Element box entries
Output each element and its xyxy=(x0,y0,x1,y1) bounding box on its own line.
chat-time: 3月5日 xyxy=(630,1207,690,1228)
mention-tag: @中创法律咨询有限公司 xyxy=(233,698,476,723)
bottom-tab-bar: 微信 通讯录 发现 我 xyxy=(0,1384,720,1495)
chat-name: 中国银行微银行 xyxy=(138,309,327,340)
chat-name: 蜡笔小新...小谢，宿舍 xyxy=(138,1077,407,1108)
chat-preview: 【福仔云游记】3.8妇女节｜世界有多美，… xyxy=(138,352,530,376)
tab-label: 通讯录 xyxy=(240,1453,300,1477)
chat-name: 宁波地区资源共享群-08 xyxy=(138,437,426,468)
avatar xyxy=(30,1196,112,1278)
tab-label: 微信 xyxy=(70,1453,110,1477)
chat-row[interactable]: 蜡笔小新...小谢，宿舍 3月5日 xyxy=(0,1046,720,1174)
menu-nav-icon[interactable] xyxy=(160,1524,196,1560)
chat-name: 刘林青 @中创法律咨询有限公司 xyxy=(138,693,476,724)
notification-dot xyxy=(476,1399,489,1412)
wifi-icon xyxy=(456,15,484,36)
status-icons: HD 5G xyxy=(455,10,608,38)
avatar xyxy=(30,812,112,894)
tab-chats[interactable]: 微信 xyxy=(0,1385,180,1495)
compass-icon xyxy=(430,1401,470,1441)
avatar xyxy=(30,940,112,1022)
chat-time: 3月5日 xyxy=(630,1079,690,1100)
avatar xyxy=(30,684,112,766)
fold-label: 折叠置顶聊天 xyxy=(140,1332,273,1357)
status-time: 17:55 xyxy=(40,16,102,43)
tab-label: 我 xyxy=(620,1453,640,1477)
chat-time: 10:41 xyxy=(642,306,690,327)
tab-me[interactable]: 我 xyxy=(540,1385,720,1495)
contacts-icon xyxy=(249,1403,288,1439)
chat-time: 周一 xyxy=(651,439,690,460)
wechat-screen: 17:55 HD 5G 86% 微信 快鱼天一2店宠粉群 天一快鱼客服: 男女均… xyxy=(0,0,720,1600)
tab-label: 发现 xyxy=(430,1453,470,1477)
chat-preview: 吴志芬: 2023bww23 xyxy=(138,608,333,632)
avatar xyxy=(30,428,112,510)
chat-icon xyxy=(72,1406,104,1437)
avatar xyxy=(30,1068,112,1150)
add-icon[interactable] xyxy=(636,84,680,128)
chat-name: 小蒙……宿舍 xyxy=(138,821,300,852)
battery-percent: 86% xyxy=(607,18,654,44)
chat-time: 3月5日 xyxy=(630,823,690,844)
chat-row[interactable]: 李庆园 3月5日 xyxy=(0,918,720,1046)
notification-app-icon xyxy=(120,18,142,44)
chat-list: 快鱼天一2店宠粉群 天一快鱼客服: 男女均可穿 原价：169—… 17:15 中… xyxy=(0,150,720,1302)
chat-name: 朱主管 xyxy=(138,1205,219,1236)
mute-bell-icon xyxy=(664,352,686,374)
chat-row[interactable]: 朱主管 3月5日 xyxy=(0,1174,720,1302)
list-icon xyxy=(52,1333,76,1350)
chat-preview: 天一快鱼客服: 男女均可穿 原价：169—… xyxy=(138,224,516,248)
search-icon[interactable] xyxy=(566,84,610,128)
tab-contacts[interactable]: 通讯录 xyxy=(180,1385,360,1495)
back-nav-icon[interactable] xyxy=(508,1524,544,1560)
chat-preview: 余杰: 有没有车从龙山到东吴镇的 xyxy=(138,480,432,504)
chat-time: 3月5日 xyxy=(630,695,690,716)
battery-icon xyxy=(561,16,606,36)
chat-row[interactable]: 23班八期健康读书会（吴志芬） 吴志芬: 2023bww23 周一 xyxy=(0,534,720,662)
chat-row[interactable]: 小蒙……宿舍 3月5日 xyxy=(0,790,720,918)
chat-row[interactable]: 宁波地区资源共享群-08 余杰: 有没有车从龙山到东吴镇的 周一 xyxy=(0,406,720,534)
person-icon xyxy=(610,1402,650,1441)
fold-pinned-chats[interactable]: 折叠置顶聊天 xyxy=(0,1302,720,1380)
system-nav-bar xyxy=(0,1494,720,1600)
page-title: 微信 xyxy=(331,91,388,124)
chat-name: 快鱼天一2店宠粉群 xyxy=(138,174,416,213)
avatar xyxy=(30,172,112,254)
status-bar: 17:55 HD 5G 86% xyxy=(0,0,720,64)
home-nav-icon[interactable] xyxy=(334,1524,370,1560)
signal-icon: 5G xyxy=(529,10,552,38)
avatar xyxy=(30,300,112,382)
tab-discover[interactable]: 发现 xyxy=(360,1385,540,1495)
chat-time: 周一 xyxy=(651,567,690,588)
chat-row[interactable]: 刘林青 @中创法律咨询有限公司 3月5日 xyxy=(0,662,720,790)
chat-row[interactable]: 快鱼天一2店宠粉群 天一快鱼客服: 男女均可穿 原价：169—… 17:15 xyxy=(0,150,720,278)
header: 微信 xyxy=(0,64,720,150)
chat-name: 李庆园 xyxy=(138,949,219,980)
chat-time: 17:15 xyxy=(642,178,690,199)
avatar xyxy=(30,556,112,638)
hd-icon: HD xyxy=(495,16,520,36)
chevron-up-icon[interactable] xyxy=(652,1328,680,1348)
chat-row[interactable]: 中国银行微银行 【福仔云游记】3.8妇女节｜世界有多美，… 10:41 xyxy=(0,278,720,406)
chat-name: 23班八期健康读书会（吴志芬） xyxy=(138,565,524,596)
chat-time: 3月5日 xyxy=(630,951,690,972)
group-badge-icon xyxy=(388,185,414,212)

Exercise details: Transcribe the entries from their first line through the line containing "chat-time: 3月5日 xyxy=(630,823,690,844)", including that line, word for word.

Result for this exercise:
Output each element and its xyxy=(x0,y0,x1,y1) bounding box on its own line.
chat-time: 3月5日 xyxy=(630,1207,690,1228)
mention-tag: @中创法律咨询有限公司 xyxy=(233,698,476,723)
bottom-tab-bar: 微信 通讯录 发现 我 xyxy=(0,1384,720,1495)
chat-name: 中国银行微银行 xyxy=(138,309,327,340)
chat-name: 蜡笔小新...小谢，宿舍 xyxy=(138,1077,407,1108)
chat-preview: 【福仔云游记】3.8妇女节｜世界有多美，… xyxy=(138,352,530,376)
tab-label: 通讯录 xyxy=(240,1453,300,1477)
chat-name: 宁波地区资源共享群-08 xyxy=(138,437,426,468)
avatar xyxy=(30,1196,112,1278)
tab-label: 微信 xyxy=(70,1453,110,1477)
chat-row[interactable]: 蜡笔小新...小谢，宿舍 3月5日 xyxy=(0,1046,720,1174)
menu-nav-icon[interactable] xyxy=(160,1524,196,1560)
chat-name: 刘林青 @中创法律咨询有限公司 xyxy=(138,693,476,724)
notification-dot xyxy=(476,1399,489,1412)
wifi-icon xyxy=(456,15,484,36)
status-icons: HD 5G xyxy=(455,10,608,38)
avatar xyxy=(30,812,112,894)
tab-chats[interactable]: 微信 xyxy=(0,1385,180,1495)
compass-icon xyxy=(430,1401,470,1441)
avatar xyxy=(30,940,112,1022)
chat-time: 3月5日 xyxy=(630,1079,690,1100)
avatar xyxy=(30,684,112,766)
fold-label: 折叠置顶聊天 xyxy=(140,1332,273,1357)
status-time: 17:55 xyxy=(40,16,102,43)
tab-label: 我 xyxy=(620,1453,640,1477)
chat-time: 10:41 xyxy=(642,306,690,327)
tab-me[interactable]: 我 xyxy=(540,1385,720,1495)
contacts-icon xyxy=(249,1403,288,1439)
chat-time: 周一 xyxy=(651,439,690,460)
wechat-screen: 17:55 HD 5G 86% 微信 快鱼天一2店宠粉群 天一快鱼客服: 男女均… xyxy=(0,0,720,1600)
tab-label: 发现 xyxy=(430,1453,470,1477)
chat-preview: 吴志芬: 2023bww23 xyxy=(138,608,333,632)
avatar xyxy=(30,428,112,510)
chat-icon xyxy=(72,1406,104,1437)
avatar xyxy=(30,1068,112,1150)
add-icon[interactable] xyxy=(636,84,680,128)
chat-name: 小蒙……宿舍 xyxy=(138,821,300,852)
battery-percent: 86% xyxy=(607,18,654,44)
chat-time: 3月5日 xyxy=(630,823,690,844)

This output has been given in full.